### Objective
Gather every line holding the string "backscattering".
□ □ □ □ □ □ □
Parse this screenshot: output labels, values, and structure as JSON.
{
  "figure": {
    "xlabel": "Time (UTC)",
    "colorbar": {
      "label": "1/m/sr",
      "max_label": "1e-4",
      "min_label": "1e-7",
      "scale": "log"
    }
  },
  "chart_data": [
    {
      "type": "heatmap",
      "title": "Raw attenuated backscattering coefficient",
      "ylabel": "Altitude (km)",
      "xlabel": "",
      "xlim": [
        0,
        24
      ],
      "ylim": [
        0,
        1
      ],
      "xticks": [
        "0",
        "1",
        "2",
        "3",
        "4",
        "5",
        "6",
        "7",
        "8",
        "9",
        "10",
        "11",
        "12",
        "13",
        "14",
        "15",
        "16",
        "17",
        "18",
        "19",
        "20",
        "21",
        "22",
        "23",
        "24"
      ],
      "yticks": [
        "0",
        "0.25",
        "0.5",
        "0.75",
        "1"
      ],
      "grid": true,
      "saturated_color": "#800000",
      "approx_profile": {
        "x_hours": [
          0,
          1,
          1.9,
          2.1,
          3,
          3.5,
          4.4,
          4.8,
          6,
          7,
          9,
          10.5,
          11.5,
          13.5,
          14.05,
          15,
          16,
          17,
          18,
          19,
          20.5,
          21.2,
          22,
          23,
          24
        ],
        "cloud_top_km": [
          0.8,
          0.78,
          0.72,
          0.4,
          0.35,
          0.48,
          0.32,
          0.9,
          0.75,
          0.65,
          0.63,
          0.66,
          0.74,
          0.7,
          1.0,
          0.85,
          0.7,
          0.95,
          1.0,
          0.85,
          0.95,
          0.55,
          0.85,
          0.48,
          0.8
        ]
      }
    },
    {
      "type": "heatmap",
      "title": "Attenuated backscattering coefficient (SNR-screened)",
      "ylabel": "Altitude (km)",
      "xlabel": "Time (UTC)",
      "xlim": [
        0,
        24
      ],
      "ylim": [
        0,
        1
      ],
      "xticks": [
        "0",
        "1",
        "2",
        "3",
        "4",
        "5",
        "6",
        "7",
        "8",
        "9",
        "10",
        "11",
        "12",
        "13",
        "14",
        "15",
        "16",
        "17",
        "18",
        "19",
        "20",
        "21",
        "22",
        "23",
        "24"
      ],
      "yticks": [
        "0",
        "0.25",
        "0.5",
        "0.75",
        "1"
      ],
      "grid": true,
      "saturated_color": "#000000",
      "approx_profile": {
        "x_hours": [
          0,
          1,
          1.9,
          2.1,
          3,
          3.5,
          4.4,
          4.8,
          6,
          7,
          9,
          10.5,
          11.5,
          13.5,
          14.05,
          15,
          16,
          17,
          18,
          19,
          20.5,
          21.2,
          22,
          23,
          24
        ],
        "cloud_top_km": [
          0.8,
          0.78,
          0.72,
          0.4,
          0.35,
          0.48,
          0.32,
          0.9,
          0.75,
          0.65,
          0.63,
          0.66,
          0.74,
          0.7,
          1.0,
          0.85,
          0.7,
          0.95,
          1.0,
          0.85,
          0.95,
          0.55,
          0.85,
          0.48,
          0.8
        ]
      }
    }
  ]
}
□ □ □ □ □ □ □
### Expected output
      "title": "Raw attenuated backscattering coefficient",
      "title": "Attenuated backscattering coefficient (SNR-screened)",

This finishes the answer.